Data provided ::
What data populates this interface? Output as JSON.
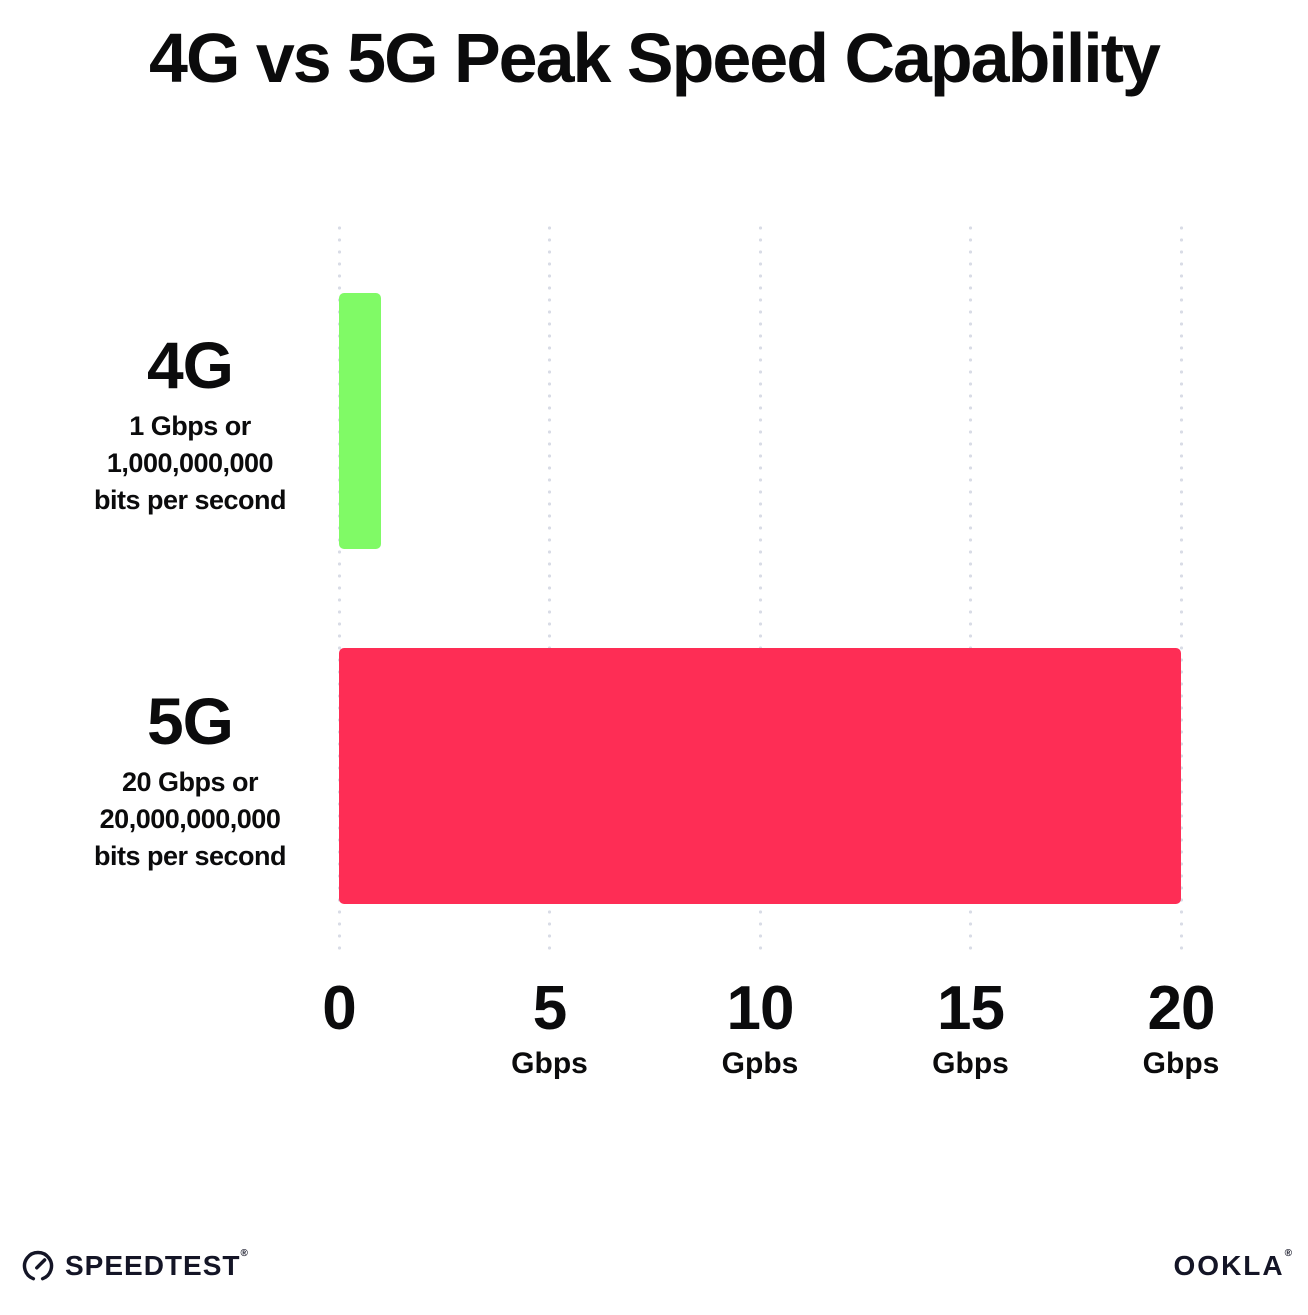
{
  "title": "4G vs 5G Peak Speed Capability",
  "chart_data": {
    "type": "bar",
    "orientation": "horizontal",
    "title": "4G vs 5G Peak Speed Capability",
    "categories": [
      "4G",
      "5G"
    ],
    "values": [
      1,
      20
    ],
    "value_unit": "Gbps",
    "xlim": [
      0,
      20
    ],
    "grid": "dotted-vertical",
    "rows": [
      {
        "label": "4G",
        "sublabel_lines": [
          "1 Gbps or",
          "1,000,000,000",
          "bits per second"
        ],
        "value": 1,
        "color": "#80FA66"
      },
      {
        "label": "5G",
        "sublabel_lines": [
          "20 Gbps or",
          "20,000,000,000",
          "bits per second"
        ],
        "value": 20,
        "color": "#FE2D55"
      }
    ],
    "x_axis": {
      "range": [
        0,
        20
      ],
      "ticks": [
        {
          "value": 0,
          "label": "0",
          "unit": ""
        },
        {
          "value": 5,
          "label": "5",
          "unit": "Gbps"
        },
        {
          "value": 10,
          "label": "10",
          "unit": "Gpbs"
        },
        {
          "value": 15,
          "label": "15",
          "unit": "Gbps"
        },
        {
          "value": 20,
          "label": "20",
          "unit": "Gbps"
        }
      ]
    }
  },
  "footer": {
    "speedtest_label": "SPEEDTEST",
    "speedtest_mark": "®",
    "ookla_label": "OOKLA",
    "ookla_mark": "®"
  },
  "colors": {
    "bar_4g": "#80FA66",
    "bar_5g": "#FE2D55",
    "gridline_dots": "#d9dce6",
    "text": "#0b0b0c",
    "background": "#ffffff"
  }
}
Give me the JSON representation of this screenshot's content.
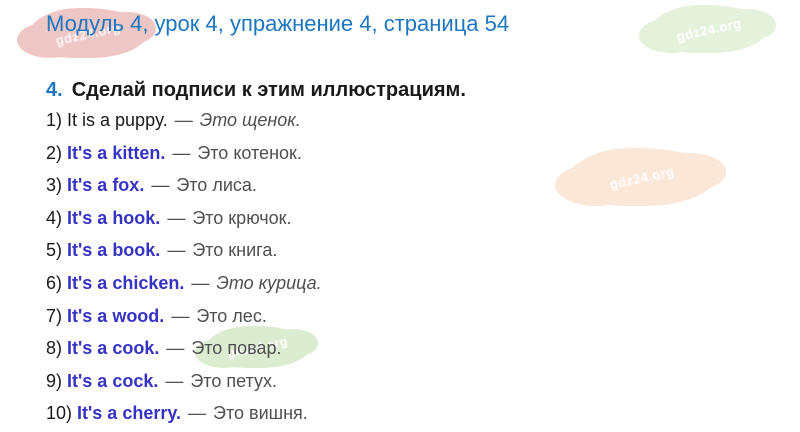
{
  "header": {
    "title": "Модуль 4, урок 4, упражнение 4, страница 54"
  },
  "exercise": {
    "number": "4.",
    "instruction": "Сделай подписи к этим иллюстрациям."
  },
  "answers": [
    {
      "num": "1)",
      "en": "It is a puppy.",
      "dash": "—",
      "ru": "Это щенок.",
      "en_style": "plain",
      "ru_style": "italic"
    },
    {
      "num": "2)",
      "en": "It's a kitten.",
      "dash": "—",
      "ru": "Это котенок.",
      "en_style": "accent",
      "ru_style": "regular"
    },
    {
      "num": "3)",
      "en": "It's a fox.",
      "dash": "—",
      "ru": "Это лиса.",
      "en_style": "accent",
      "ru_style": "regular"
    },
    {
      "num": "4)",
      "en": "It's a hook.",
      "dash": "—",
      "ru": "Это крючок.",
      "en_style": "accent",
      "ru_style": "regular"
    },
    {
      "num": "5)",
      "en": "It's a book.",
      "dash": "—",
      "ru": "Это книга.",
      "en_style": "accent",
      "ru_style": "regular"
    },
    {
      "num": "6)",
      "en": "It's a chicken.",
      "dash": "—",
      "ru": "Это курица.",
      "en_style": "accent",
      "ru_style": "italic"
    },
    {
      "num": "7)",
      "en": "It's a wood.",
      "dash": "—",
      "ru": "Это лес.",
      "en_style": "accent",
      "ru_style": "regular"
    },
    {
      "num": "8)",
      "en": "It's a cook.",
      "dash": "—",
      "ru": "Это повар.",
      "en_style": "accent",
      "ru_style": "regular"
    },
    {
      "num": "9)",
      "en": "It's a cock.",
      "dash": "—",
      "ru": "Это петух.",
      "en_style": "accent",
      "ru_style": "regular"
    },
    {
      "num": "10)",
      "en": "It's a cherry.",
      "dash": "—",
      "ru": "Это вишня.",
      "en_style": "accent",
      "ru_style": "regular"
    }
  ],
  "watermark": {
    "text": "gdz24.org"
  },
  "colors": {
    "title_blue": "#1c76c0",
    "answer_blue": "#3633c2",
    "text_dark": "#1a1a1a",
    "text_gray": "#4f4f4f",
    "blob_pink": "#efc6c6",
    "blob_green_light": "#e4f1db",
    "blob_peach": "#fbe7d7",
    "blob_green": "#dcecd1"
  }
}
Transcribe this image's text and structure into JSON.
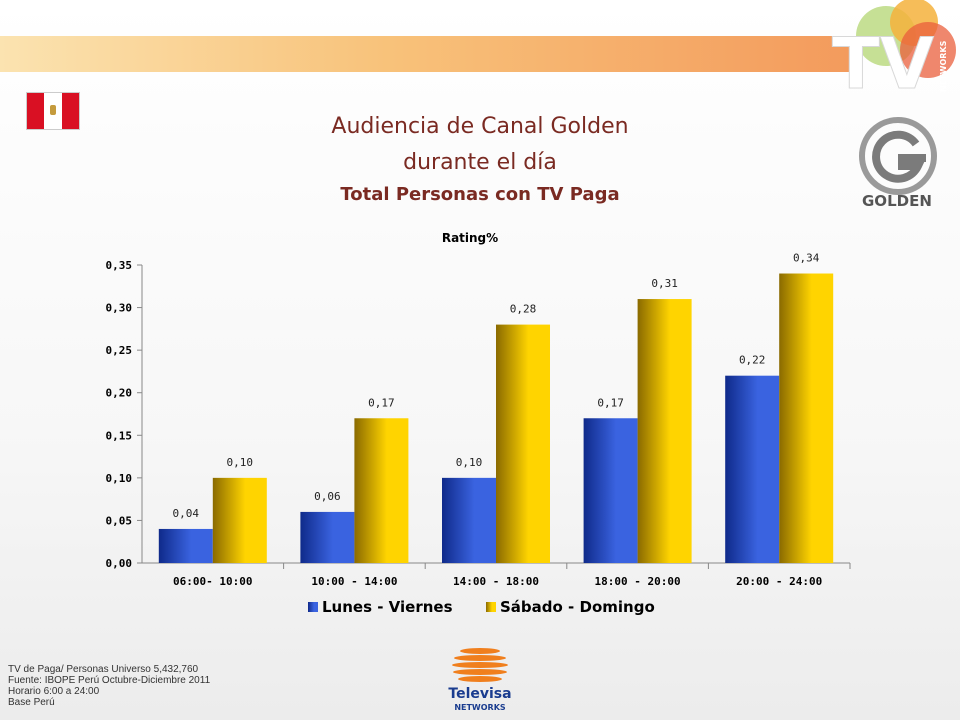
{
  "header": {
    "title_line1": "Audiencia de Canal Golden",
    "title_line2": "durante el día",
    "subtitle": "Total Personas con TV Paga",
    "tv_logo_text": "TV",
    "networks_text": "NETWORKS",
    "golden_logo_text": "GOLDEN",
    "colors": {
      "title": "#7a2a22",
      "band_start": "#fbe3b0",
      "band_end": "#f39a5c"
    }
  },
  "flag_icon": "peru-flag-icon",
  "chart_data": {
    "type": "bar",
    "title": "Rating%",
    "categories": [
      "06:00- 10:00",
      "10:00 - 14:00",
      "14:00 - 18:00",
      "18:00 - 20:00",
      "20:00 - 24:00"
    ],
    "series": [
      {
        "name": "Lunes - Viernes",
        "values": [
          0.04,
          0.06,
          0.1,
          0.17,
          0.22
        ],
        "labels": [
          "0,04",
          "0,06",
          "0,10",
          "0,17",
          "0,22"
        ],
        "color": "#1f3fbf"
      },
      {
        "name": "Sábado - Domingo",
        "values": [
          0.1,
          0.17,
          0.28,
          0.31,
          0.34
        ],
        "labels": [
          "0,10",
          "0,17",
          "0,28",
          "0,31",
          "0,34"
        ],
        "color": "#f2c200"
      }
    ],
    "ylim": [
      0,
      0.35
    ],
    "yticks": [
      0,
      0.05,
      0.1,
      0.15,
      0.2,
      0.25,
      0.3,
      0.35
    ],
    "ytick_labels": [
      "0,00",
      "0,05",
      "0,10",
      "0,15",
      "0,20",
      "0,25",
      "0,30",
      "0,35"
    ],
    "grid": false,
    "legend_position": "bottom"
  },
  "footer": {
    "notes": [
      "TV de Paga/ Personas Universo 5,432,760",
      "Fuente: IBOPE Perú Octubre-Diciembre 2011",
      "Horario 6:00 a 24:00",
      "Base Perú"
    ],
    "televisa_text": "Televisa",
    "televisa_networks": "NETWORKS"
  }
}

Problem to work on ::
Quote the data above in full and without alteration; skip the pictures.

Solved problem ::
What data populates this interface? Output as JSON.
{
  "title": "4G vs 5G Peak Speed Capability",
  "chart_data": {
    "type": "bar",
    "orientation": "horizontal",
    "title": "4G vs 5G Peak Speed Capability",
    "categories": [
      "4G",
      "5G"
    ],
    "values": [
      1,
      20
    ],
    "value_unit": "Gbps",
    "xlim": [
      0,
      20
    ],
    "grid": "dotted-vertical",
    "rows": [
      {
        "label": "4G",
        "sublabel_lines": [
          "1 Gbps or",
          "1,000,000,000",
          "bits per second"
        ],
        "value": 1,
        "color": "#80FA66"
      },
      {
        "label": "5G",
        "sublabel_lines": [
          "20 Gbps or",
          "20,000,000,000",
          "bits per second"
        ],
        "value": 20,
        "color": "#FE2D55"
      }
    ],
    "x_axis": {
      "range": [
        0,
        20
      ],
      "ticks": [
        {
          "value": 0,
          "label": "0",
          "unit": ""
        },
        {
          "value": 5,
          "label": "5",
          "unit": "Gbps"
        },
        {
          "value": 10,
          "label": "10",
          "unit": "Gpbs"
        },
        {
          "value": 15,
          "label": "15",
          "unit": "Gbps"
        },
        {
          "value": 20,
          "label": "20",
          "unit": "Gbps"
        }
      ]
    }
  },
  "footer": {
    "speedtest_label": "SPEEDTEST",
    "speedtest_mark": "®",
    "ookla_label": "OOKLA",
    "ookla_mark": "®"
  },
  "colors": {
    "bar_4g": "#80FA66",
    "bar_5g": "#FE2D55",
    "gridline_dots": "#d9dce6",
    "text": "#0b0b0c",
    "background": "#ffffff"
  }
}
Give me the JSON representation of this screenshot's content.
{
  "header": {
    "title": "Модуль 4, урок 4, упражнение 4, страница 54"
  },
  "exercise": {
    "number": "4.",
    "instruction": "Сделай подписи к этим иллюстрациям."
  },
  "answers": [
    {
      "num": "1)",
      "en": "It is a puppy.",
      "dash": "—",
      "ru": "Это щенок.",
      "en_style": "plain",
      "ru_style": "italic"
    },
    {
      "num": "2)",
      "en": "It's a kitten.",
      "dash": "—",
      "ru": "Это котенок.",
      "en_style": "accent",
      "ru_style": "regular"
    },
    {
      "num": "3)",
      "en": "It's a fox.",
      "dash": "—",
      "ru": "Это лиса.",
      "en_style": "accent",
      "ru_style": "regular"
    },
    {
      "num": "4)",
      "en": "It's a hook.",
      "dash": "—",
      "ru": "Это крючок.",
      "en_style": "accent",
      "ru_style": "regular"
    },
    {
      "num": "5)",
      "en": "It's a book.",
      "dash": "—",
      "ru": "Это книга.",
      "en_style": "accent",
      "ru_style": "regular"
    },
    {
      "num": "6)",
      "en": "It's a chicken.",
      "dash": "—",
      "ru": "Это курица.",
      "en_style": "accent",
      "ru_style": "italic"
    },
    {
      "num": "7)",
      "en": "It's a wood.",
      "dash": "—",
      "ru": "Это лес.",
      "en_style": "accent",
      "ru_style": "regular"
    },
    {
      "num": "8)",
      "en": "It's a cook.",
      "dash": "—",
      "ru": "Это повар.",
      "en_style": "accent",
      "ru_style": "regular"
    },
    {
      "num": "9)",
      "en": "It's a cock.",
      "dash": "—",
      "ru": "Это петух.",
      "en_style": "accent",
      "ru_style": "regular"
    },
    {
      "num": "10)",
      "en": "It's a cherry.",
      "dash": "—",
      "ru": "Это вишня.",
      "en_style": "accent",
      "ru_style": "regular"
    }
  ],
  "watermark": {
    "text": "gdz24.org"
  },
  "colors": {
    "title_blue": "#1c76c0",
    "answer_blue": "#3633c2",
    "text_dark": "#1a1a1a",
    "text_gray": "#4f4f4f",
    "blob_pink": "#efc6c6",
    "blob_green_light": "#e4f1db",
    "blob_peach": "#fbe7d7",
    "blob_green": "#dcecd1"
  }
}
Transcribe this image's text and structure into JSON.
{
  "header": {
    "title_line1": "Audiencia de Canal Golden",
    "title_line2": "durante el día",
    "subtitle": "Total Personas con TV Paga",
    "tv_logo_text": "TV",
    "networks_text": "NETWORKS",
    "golden_logo_text": "GOLDEN",
    "colors": {
      "title": "#7a2a22",
      "band_start": "#fbe3b0",
      "band_end": "#f39a5c"
    }
  },
  "flag_icon": "peru-flag-icon",
  "chart_data": {
    "type": "bar",
    "title": "Rating%",
    "categories": [
      "06:00- 10:00",
      "10:00 - 14:00",
      "14:00 - 18:00",
      "18:00 - 20:00",
      "20:00 - 24:00"
    ],
    "series": [
      {
        "name": "Lunes - Viernes",
        "values": [
          0.04,
          0.06,
          0.1,
          0.17,
          0.22
        ],
        "labels": [
          "0,04",
          "0,06",
          "0,10",
          "0,17",
          "0,22"
        ],
        "color": "#1f3fbf"
      },
      {
        "name": "Sábado - Domingo",
        "values": [
          0.1,
          0.17,
          0.28,
          0.31,
          0.34
        ],
        "labels": [
          "0,10",
          "0,17",
          "0,28",
          "0,31",
          "0,34"
        ],
        "color": "#f2c200"
      }
    ],
    "ylim": [
      0,
      0.35
    ],
    "yticks": [
      0,
      0.05,
      0.1,
      0.15,
      0.2,
      0.25,
      0.3,
      0.35
    ],
    "ytick_labels": [
      "0,00",
      "0,05",
      "0,10",
      "0,15",
      "0,20",
      "0,25",
      "0,30",
      "0,35"
    ],
    "grid": false,
    "legend_position": "bottom"
  },
  "footer": {
    "notes": [
      "TV de Paga/ Personas Universo 5,432,760",
      "Fuente: IBOPE Perú Octubre-Diciembre 2011",
      "Horario 6:00 a 24:00",
      "Base Perú"
    ],
    "televisa_text": "Televisa",
    "televisa_networks": "NETWORKS"
  }
}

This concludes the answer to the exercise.